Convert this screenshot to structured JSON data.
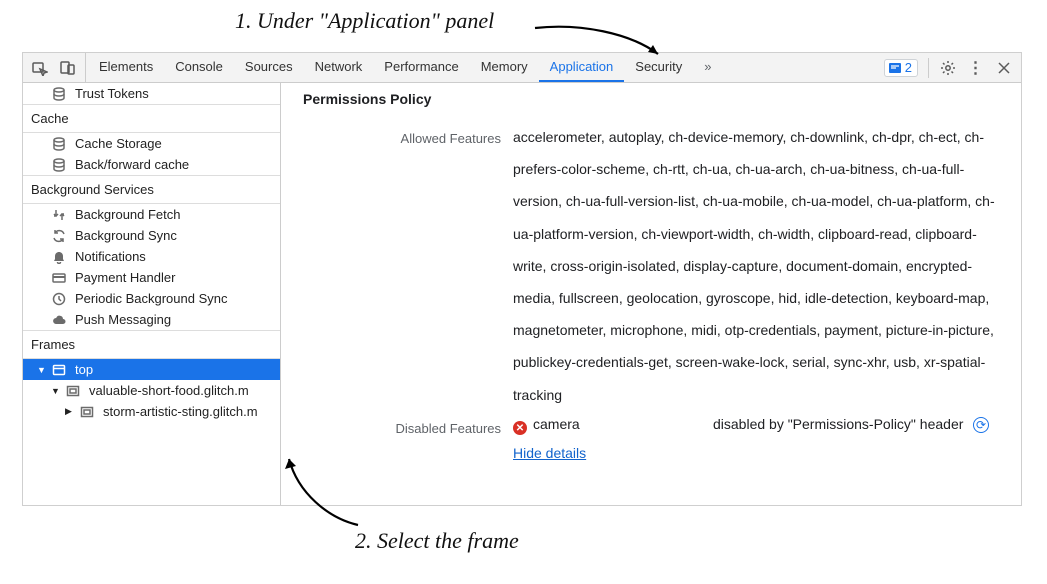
{
  "annotations": {
    "step1": "1. Under \"Application\" panel",
    "step2": "2. Select the frame"
  },
  "toolbar": {
    "tabs": [
      "Elements",
      "Console",
      "Sources",
      "Network",
      "Performance",
      "Memory",
      "Application",
      "Security"
    ],
    "active_tab": "Application",
    "issues_count": "2"
  },
  "sidebar": {
    "items_pre": [
      {
        "label": "Trust Tokens",
        "icon": "database"
      }
    ],
    "sections": [
      {
        "title": "Cache",
        "items": [
          {
            "label": "Cache Storage",
            "icon": "database"
          },
          {
            "label": "Back/forward cache",
            "icon": "database"
          }
        ]
      },
      {
        "title": "Background Services",
        "items": [
          {
            "label": "Background Fetch",
            "icon": "fetch"
          },
          {
            "label": "Background Sync",
            "icon": "sync"
          },
          {
            "label": "Notifications",
            "icon": "bell"
          },
          {
            "label": "Payment Handler",
            "icon": "card"
          },
          {
            "label": "Periodic Background Sync",
            "icon": "clock"
          },
          {
            "label": "Push Messaging",
            "icon": "cloud"
          }
        ]
      },
      {
        "title": "Frames",
        "frame_tree": {
          "top": "top",
          "child1": "valuable-short-food.glitch.m",
          "child2": "storm-artistic-sting.glitch.m"
        }
      }
    ]
  },
  "content": {
    "title": "Permissions Policy",
    "allowed_label": "Allowed Features",
    "allowed_value": "accelerometer, autoplay, ch-device-memory, ch-downlink, ch-dpr, ch-ect, ch-prefers-color-scheme, ch-rtt, ch-ua, ch-ua-arch, ch-ua-bitness, ch-ua-full-version, ch-ua-full-version-list, ch-ua-mobile, ch-ua-model, ch-ua-platform, ch-ua-platform-version, ch-viewport-width, ch-width, clipboard-read, clipboard-write, cross-origin-isolated, display-capture, document-domain, encrypted-media, fullscreen, geolocation, gyroscope, hid, idle-detection, keyboard-map, magnetometer, microphone, midi, otp-credentials, payment, picture-in-picture, publickey-credentials-get, screen-wake-lock, serial, sync-xhr, usb, xr-spatial-tracking",
    "disabled_label": "Disabled Features",
    "disabled_feature": "camera",
    "disabled_reason": "disabled by \"Permissions-Policy\" header",
    "hide_details": "Hide details"
  }
}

======

PROBLEM DESCRIPTION: Reproduce all of the material exactly, apart from the pictures.

OUTPUT BELOW:
Convert this screenshot to structured JSON data.
{
  "annotations": {
    "step1": "1. Under \"Application\" panel",
    "step2": "2. Select the frame"
  },
  "toolbar": {
    "tabs": [
      "Elements",
      "Console",
      "Sources",
      "Network",
      "Performance",
      "Memory",
      "Application",
      "Security"
    ],
    "active_tab": "Application",
    "issues_count": "2"
  },
  "sidebar": {
    "items_pre": [
      {
        "label": "Trust Tokens",
        "icon": "database"
      }
    ],
    "sections": [
      {
        "title": "Cache",
        "items": [
          {
            "label": "Cache Storage",
            "icon": "database"
          },
          {
            "label": "Back/forward cache",
            "icon": "database"
          }
        ]
      },
      {
        "title": "Background Services",
        "items": [
          {
            "label": "Background Fetch",
            "icon": "fetch"
          },
          {
            "label": "Background Sync",
            "icon": "sync"
          },
          {
            "label": "Notifications",
            "icon": "bell"
          },
          {
            "label": "Payment Handler",
            "icon": "card"
          },
          {
            "label": "Periodic Background Sync",
            "icon": "clock"
          },
          {
            "label": "Push Messaging",
            "icon": "cloud"
          }
        ]
      },
      {
        "title": "Frames",
        "frame_tree": {
          "top": "top",
          "child1": "valuable-short-food.glitch.m",
          "child2": "storm-artistic-sting.glitch.m"
        }
      }
    ]
  },
  "content": {
    "title": "Permissions Policy",
    "allowed_label": "Allowed Features",
    "allowed_value": "accelerometer, autoplay, ch-device-memory, ch-downlink, ch-dpr, ch-ect, ch-prefers-color-scheme, ch-rtt, ch-ua, ch-ua-arch, ch-ua-bitness, ch-ua-full-version, ch-ua-full-version-list, ch-ua-mobile, ch-ua-model, ch-ua-platform, ch-ua-platform-version, ch-viewport-width, ch-width, clipboard-read, clipboard-write, cross-origin-isolated, display-capture, document-domain, encrypted-media, fullscreen, geolocation, gyroscope, hid, idle-detection, keyboard-map, magnetometer, microphone, midi, otp-credentials, payment, picture-in-picture, publickey-credentials-get, screen-wake-lock, serial, sync-xhr, usb, xr-spatial-tracking",
    "disabled_label": "Disabled Features",
    "disabled_feature": "camera",
    "disabled_reason": "disabled by \"Permissions-Policy\" header",
    "hide_details": "Hide details"
  }
}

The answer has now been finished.